PROVIDED DATA:
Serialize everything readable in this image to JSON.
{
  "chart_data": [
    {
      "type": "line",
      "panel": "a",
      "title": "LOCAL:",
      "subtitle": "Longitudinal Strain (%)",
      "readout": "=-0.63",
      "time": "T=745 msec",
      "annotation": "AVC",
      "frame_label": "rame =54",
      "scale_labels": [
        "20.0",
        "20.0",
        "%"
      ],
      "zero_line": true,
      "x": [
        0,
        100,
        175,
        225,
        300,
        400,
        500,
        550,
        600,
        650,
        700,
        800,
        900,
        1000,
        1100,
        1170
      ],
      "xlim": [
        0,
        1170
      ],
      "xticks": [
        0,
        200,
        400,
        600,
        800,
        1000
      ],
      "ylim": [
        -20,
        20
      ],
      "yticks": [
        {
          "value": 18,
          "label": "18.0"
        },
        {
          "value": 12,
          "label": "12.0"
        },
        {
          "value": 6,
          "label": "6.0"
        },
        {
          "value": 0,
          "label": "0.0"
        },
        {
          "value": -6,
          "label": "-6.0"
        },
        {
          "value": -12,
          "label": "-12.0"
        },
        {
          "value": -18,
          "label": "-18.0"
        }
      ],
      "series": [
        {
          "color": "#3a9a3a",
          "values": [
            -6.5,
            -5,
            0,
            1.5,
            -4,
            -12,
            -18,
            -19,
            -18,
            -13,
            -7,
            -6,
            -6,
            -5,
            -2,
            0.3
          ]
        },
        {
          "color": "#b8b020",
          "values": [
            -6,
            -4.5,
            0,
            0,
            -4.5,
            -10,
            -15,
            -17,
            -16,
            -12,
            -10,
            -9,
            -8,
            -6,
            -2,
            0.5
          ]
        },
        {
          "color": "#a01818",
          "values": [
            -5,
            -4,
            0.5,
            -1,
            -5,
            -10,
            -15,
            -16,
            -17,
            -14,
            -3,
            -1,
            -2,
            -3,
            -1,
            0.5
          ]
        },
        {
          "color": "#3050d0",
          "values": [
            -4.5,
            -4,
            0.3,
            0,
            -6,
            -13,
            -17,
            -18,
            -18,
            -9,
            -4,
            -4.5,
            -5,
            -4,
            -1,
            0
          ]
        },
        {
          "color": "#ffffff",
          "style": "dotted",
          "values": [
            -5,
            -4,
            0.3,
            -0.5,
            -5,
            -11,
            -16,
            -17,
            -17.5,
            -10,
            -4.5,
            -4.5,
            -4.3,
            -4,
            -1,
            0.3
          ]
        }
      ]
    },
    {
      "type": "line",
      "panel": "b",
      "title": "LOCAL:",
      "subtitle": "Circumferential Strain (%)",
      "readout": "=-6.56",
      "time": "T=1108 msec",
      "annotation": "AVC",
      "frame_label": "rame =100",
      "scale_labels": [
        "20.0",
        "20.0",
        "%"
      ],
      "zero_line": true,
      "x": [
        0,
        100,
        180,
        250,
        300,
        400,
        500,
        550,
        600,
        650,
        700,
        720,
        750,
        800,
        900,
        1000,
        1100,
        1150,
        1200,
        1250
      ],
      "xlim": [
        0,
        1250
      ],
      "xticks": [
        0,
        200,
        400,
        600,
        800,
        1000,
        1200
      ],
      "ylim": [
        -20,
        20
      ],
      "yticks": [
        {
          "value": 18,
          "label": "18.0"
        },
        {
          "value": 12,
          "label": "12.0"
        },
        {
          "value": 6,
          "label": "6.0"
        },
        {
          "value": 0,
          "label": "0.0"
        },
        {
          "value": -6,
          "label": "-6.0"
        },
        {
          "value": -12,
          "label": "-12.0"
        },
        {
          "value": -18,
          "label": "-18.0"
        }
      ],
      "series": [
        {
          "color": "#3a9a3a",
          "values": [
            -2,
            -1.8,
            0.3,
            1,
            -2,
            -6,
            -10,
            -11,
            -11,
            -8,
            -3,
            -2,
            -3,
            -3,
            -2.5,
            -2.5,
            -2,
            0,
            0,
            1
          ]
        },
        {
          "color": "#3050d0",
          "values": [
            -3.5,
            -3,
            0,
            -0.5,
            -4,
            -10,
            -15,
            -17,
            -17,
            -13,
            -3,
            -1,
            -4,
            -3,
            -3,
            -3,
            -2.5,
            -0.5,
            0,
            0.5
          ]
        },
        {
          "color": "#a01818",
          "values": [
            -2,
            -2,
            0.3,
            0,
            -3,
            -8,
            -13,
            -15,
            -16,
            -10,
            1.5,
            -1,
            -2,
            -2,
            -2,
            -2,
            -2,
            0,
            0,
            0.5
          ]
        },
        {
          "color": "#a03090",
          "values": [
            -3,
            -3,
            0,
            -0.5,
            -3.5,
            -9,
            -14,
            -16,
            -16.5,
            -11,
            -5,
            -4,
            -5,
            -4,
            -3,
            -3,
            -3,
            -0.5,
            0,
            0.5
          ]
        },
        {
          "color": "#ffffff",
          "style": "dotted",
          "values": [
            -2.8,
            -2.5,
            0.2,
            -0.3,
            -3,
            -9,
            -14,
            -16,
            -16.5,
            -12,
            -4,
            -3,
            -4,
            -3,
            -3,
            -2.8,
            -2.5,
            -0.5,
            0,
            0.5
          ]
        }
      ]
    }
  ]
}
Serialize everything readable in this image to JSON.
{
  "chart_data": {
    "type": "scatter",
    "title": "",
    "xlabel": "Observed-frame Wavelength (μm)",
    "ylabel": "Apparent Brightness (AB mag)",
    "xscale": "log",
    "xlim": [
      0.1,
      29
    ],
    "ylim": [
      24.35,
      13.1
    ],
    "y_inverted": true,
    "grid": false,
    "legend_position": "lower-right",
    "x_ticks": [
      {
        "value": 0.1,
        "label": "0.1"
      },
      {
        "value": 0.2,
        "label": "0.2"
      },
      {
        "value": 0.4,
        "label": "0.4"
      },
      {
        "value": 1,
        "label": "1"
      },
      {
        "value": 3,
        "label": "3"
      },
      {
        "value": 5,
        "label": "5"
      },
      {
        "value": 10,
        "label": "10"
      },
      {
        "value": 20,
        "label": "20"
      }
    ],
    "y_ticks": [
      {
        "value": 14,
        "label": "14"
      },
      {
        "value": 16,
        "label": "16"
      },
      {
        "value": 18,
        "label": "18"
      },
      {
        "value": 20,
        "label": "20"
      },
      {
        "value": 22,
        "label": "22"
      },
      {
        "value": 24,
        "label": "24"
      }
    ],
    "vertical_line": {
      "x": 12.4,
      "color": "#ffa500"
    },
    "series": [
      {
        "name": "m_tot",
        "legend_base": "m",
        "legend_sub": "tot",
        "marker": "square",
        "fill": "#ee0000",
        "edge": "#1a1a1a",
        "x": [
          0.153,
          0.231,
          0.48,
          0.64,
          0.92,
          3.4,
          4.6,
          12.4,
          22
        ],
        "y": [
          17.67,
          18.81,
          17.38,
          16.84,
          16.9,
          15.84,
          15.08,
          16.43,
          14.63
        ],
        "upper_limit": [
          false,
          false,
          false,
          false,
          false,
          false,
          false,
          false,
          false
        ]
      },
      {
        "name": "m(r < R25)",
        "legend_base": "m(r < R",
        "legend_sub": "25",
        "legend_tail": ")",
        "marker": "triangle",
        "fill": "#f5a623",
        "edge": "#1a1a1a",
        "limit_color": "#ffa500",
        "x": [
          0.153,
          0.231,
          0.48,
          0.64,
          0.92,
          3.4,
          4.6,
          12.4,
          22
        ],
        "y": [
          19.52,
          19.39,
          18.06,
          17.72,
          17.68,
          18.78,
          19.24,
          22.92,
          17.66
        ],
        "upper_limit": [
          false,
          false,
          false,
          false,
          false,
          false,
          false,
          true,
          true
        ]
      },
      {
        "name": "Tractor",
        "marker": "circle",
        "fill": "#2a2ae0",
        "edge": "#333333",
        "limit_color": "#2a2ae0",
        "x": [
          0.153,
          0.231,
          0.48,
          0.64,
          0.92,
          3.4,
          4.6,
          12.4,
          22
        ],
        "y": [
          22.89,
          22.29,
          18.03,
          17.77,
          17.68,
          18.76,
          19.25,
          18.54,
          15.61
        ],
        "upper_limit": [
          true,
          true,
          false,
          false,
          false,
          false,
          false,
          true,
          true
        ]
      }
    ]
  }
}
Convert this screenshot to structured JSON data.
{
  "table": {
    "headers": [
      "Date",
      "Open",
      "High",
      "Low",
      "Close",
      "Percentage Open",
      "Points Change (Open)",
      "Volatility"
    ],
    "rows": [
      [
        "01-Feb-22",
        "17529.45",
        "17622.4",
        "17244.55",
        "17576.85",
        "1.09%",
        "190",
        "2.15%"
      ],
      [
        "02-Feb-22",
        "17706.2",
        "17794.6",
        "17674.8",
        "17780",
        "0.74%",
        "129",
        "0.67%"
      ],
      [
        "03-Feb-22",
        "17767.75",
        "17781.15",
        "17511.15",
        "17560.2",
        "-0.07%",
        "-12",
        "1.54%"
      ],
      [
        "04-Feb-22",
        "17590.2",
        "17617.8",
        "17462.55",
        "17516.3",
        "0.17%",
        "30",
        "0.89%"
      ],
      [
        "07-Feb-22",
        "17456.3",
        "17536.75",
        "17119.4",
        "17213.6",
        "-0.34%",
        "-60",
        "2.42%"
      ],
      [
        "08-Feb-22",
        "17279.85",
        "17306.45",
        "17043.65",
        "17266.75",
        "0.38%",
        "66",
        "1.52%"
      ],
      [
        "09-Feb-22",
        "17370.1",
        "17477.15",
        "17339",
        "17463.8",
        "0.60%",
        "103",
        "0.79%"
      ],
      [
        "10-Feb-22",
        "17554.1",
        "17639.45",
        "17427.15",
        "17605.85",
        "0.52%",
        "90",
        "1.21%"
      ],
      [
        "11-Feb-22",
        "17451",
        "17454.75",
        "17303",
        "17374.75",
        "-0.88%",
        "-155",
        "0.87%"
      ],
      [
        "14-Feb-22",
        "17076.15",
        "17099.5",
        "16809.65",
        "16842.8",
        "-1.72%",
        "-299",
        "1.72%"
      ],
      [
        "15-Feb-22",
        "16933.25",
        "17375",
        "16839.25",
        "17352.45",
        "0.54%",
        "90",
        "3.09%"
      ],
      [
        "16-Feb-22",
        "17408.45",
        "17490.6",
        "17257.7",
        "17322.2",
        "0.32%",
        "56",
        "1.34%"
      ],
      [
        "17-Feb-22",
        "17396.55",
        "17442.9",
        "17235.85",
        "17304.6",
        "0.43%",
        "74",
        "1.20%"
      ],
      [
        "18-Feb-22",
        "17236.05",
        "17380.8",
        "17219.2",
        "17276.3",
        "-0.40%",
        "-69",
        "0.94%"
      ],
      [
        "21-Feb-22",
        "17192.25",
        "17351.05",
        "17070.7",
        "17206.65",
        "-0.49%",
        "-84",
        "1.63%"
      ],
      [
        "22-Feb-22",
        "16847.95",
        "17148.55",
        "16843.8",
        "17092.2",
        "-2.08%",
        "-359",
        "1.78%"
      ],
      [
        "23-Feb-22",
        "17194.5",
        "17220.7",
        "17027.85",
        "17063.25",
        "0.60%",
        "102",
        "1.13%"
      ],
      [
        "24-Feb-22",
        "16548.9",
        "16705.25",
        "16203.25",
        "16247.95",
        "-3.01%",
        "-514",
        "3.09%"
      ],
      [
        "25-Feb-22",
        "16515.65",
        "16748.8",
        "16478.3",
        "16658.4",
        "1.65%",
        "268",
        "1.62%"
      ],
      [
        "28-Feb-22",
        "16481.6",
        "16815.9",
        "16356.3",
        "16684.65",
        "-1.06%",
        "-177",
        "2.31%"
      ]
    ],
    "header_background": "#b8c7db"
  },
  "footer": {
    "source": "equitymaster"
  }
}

GOAL: Lines that include the word "marker" are to be extracted from the data above.

EXERCISE OUTPUT:
        "marker": "square",
        "marker": "triangle",
        "marker": "circle",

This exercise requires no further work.